▶ [STATED PROBLEM]: From the listing below, extract every line containing "Colar".

Data excerpts
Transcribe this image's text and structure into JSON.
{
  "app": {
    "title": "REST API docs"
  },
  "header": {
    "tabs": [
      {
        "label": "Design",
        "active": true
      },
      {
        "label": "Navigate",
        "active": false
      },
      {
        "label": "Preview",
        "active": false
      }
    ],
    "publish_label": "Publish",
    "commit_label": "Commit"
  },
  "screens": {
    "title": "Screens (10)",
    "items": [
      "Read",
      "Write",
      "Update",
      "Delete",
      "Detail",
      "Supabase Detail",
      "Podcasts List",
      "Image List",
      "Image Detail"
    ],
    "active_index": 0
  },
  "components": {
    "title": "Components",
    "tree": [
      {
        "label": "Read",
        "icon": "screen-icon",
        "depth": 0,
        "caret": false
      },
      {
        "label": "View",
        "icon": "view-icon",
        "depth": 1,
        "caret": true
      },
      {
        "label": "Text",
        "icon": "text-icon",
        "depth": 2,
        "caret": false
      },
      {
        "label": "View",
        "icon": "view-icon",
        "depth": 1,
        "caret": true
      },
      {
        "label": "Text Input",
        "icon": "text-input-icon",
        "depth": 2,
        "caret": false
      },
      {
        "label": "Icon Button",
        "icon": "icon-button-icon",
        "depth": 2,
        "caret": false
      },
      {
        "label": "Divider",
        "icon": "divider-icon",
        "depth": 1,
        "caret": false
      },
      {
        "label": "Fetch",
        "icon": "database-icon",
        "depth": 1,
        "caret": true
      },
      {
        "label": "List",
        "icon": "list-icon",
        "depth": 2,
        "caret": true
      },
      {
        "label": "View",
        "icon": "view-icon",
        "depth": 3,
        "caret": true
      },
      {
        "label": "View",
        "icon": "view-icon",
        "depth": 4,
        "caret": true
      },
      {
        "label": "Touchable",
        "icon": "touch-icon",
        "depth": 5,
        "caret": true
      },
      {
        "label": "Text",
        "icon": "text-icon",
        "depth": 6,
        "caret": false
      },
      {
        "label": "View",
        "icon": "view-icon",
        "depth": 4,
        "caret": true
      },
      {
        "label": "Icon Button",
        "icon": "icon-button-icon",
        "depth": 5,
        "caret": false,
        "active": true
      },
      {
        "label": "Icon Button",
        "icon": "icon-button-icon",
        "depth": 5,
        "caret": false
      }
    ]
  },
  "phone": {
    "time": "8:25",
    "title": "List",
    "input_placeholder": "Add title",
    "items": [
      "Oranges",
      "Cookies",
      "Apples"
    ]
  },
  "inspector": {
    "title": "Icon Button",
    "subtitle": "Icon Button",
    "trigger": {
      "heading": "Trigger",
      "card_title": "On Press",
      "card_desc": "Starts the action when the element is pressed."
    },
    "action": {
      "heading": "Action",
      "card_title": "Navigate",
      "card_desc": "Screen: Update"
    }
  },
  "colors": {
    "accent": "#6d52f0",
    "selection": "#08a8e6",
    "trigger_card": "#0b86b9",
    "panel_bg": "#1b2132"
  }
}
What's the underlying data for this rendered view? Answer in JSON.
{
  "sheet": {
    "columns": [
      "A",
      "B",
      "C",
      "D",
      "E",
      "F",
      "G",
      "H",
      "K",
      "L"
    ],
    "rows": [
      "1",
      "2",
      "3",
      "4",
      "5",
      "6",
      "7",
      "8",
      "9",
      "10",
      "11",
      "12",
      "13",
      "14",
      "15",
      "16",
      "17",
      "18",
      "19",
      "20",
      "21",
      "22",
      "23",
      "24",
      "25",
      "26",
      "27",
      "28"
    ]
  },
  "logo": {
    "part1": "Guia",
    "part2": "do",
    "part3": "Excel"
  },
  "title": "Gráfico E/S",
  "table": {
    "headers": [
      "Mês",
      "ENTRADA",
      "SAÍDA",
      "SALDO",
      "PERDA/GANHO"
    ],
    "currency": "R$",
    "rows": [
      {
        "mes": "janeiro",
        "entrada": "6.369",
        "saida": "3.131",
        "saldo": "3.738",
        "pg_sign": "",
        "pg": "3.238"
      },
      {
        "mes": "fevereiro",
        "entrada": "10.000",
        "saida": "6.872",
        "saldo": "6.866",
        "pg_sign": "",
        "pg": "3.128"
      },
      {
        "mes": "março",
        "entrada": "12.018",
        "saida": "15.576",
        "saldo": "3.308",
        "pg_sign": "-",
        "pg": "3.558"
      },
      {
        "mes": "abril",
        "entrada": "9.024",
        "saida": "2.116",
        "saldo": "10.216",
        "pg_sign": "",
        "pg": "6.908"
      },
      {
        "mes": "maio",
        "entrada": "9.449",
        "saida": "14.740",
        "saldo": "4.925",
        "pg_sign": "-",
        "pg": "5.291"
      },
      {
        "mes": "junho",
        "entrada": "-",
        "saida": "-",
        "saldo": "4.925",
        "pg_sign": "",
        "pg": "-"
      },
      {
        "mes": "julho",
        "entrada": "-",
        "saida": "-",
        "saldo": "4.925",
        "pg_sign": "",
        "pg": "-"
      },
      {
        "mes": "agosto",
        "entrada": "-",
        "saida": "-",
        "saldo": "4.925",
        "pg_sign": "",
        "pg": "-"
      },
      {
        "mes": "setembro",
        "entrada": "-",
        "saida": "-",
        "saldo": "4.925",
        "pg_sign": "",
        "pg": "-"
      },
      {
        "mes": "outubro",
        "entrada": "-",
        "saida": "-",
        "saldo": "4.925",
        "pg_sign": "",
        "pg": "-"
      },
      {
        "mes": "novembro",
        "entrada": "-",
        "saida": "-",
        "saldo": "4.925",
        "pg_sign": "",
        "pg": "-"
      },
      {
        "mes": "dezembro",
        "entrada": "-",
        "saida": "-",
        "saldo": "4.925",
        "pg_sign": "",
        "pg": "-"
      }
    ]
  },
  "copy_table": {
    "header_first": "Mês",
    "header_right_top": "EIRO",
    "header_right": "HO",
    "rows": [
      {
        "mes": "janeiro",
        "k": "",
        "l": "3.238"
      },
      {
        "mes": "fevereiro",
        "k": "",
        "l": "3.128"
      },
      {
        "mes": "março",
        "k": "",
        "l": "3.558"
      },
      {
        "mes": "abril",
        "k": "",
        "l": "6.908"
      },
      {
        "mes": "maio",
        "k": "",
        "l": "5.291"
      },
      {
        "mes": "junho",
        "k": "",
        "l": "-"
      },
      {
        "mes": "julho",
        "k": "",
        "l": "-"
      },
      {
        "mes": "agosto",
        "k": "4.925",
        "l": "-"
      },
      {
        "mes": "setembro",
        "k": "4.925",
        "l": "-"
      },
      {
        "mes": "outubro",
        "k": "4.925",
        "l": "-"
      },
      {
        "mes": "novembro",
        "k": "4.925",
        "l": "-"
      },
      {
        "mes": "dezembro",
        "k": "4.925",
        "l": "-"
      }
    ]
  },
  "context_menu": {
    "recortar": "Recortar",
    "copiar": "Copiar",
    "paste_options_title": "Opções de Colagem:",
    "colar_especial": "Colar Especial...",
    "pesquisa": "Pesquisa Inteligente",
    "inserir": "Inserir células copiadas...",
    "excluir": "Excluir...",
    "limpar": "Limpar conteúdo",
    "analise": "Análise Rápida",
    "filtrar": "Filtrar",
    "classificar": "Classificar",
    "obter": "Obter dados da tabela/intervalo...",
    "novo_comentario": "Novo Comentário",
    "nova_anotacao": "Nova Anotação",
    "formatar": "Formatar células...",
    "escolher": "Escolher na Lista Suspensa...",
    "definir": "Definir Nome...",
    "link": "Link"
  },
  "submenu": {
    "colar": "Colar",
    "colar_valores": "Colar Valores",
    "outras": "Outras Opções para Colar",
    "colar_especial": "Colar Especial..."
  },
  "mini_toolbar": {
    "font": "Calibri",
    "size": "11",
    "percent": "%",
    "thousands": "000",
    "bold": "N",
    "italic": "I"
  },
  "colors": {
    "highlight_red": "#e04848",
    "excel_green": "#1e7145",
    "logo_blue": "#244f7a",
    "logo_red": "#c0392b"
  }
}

▶ [FINAL RESULT]:
    "colar_especial": "Colar Especial...",
    "colar": "Colar",
    "colar_valores": "Colar Valores",
    "outras": "Outras Opções para Colar",
    "colar_especial": "Colar Especial..."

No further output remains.